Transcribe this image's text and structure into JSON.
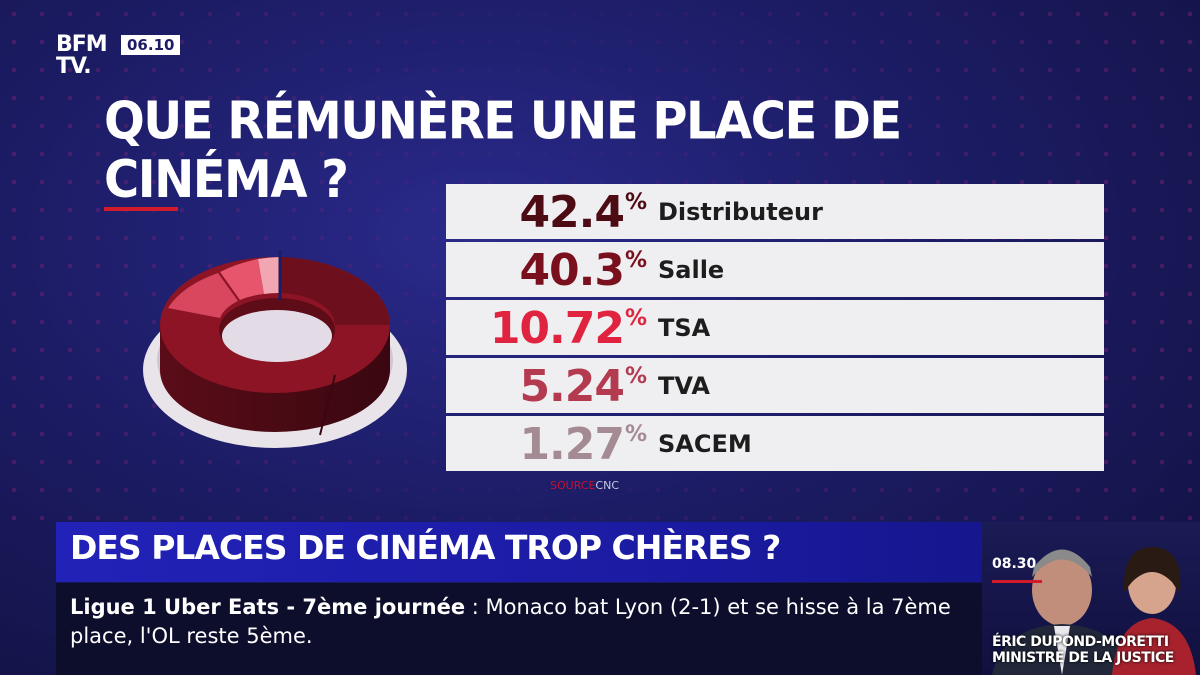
{
  "channel": {
    "logo_line1": "BFM",
    "logo_line2": "TV.",
    "time": "06.10"
  },
  "chart_data": {
    "type": "table",
    "title": "QUE RÉMUNÈRE UNE PLACE DE CINÉMA ?",
    "unit": "%",
    "rows": [
      {
        "label": "Distributeur",
        "value": 42.4,
        "display": "42.4",
        "color": "#4d0b14"
      },
      {
        "label": "Salle",
        "value": 40.3,
        "display": "40.3",
        "color": "#7a0f1d"
      },
      {
        "label": "TSA",
        "value": 10.72,
        "display": "10.72",
        "color": "#e0243f"
      },
      {
        "label": "TVA",
        "value": 5.24,
        "display": "5.24",
        "color": "#b33a4f"
      },
      {
        "label": "SACEM",
        "value": 1.27,
        "display": "1.27",
        "color": "#a48a92"
      }
    ],
    "source_label": "SOURCE",
    "source_name": "CNC"
  },
  "banner": {
    "headline": "DES PLACES DE CINÉMA TROP CHÈRES ?"
  },
  "ticker": {
    "heading": "Ligue 1 Uber Eats - 7ème journée",
    "separator": " : ",
    "text": "Monaco bat Lyon (2-1) et se hisse à la 7ème place, l'OL reste 5ème."
  },
  "live_panel": {
    "time": "08.30",
    "name_line1": "ÉRIC DUPOND-MORETTI",
    "name_line2": "MINISTRE DE LA JUSTICE"
  },
  "colors": {
    "accent_red": "#d11a2a",
    "banner_blue": "#2222b8",
    "background": "#1c1c66"
  }
}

= = =

Every line is to be duplicated exactly, though pictures stay out.

--- Solution below ---
Transcribe this image's text and structure into JSON.
{
  "channel": {
    "logo_line1": "BFM",
    "logo_line2": "TV.",
    "time": "06.10"
  },
  "chart_data": {
    "type": "table",
    "title": "QUE RÉMUNÈRE UNE PLACE DE CINÉMA ?",
    "unit": "%",
    "rows": [
      {
        "label": "Distributeur",
        "value": 42.4,
        "display": "42.4",
        "color": "#4d0b14"
      },
      {
        "label": "Salle",
        "value": 40.3,
        "display": "40.3",
        "color": "#7a0f1d"
      },
      {
        "label": "TSA",
        "value": 10.72,
        "display": "10.72",
        "color": "#e0243f"
      },
      {
        "label": "TVA",
        "value": 5.24,
        "display": "5.24",
        "color": "#b33a4f"
      },
      {
        "label": "SACEM",
        "value": 1.27,
        "display": "1.27",
        "color": "#a48a92"
      }
    ],
    "source_label": "SOURCE",
    "source_name": "CNC"
  },
  "banner": {
    "headline": "DES PLACES DE CINÉMA TROP CHÈRES ?"
  },
  "ticker": {
    "heading": "Ligue 1 Uber Eats - 7ème journée",
    "separator": " : ",
    "text": "Monaco bat Lyon (2-1) et se hisse à la 7ème place, l'OL reste 5ème."
  },
  "live_panel": {
    "time": "08.30",
    "name_line1": "ÉRIC DUPOND-MORETTI",
    "name_line2": "MINISTRE DE LA JUSTICE"
  },
  "colors": {
    "accent_red": "#d11a2a",
    "banner_blue": "#2222b8",
    "background": "#1c1c66"
  }
}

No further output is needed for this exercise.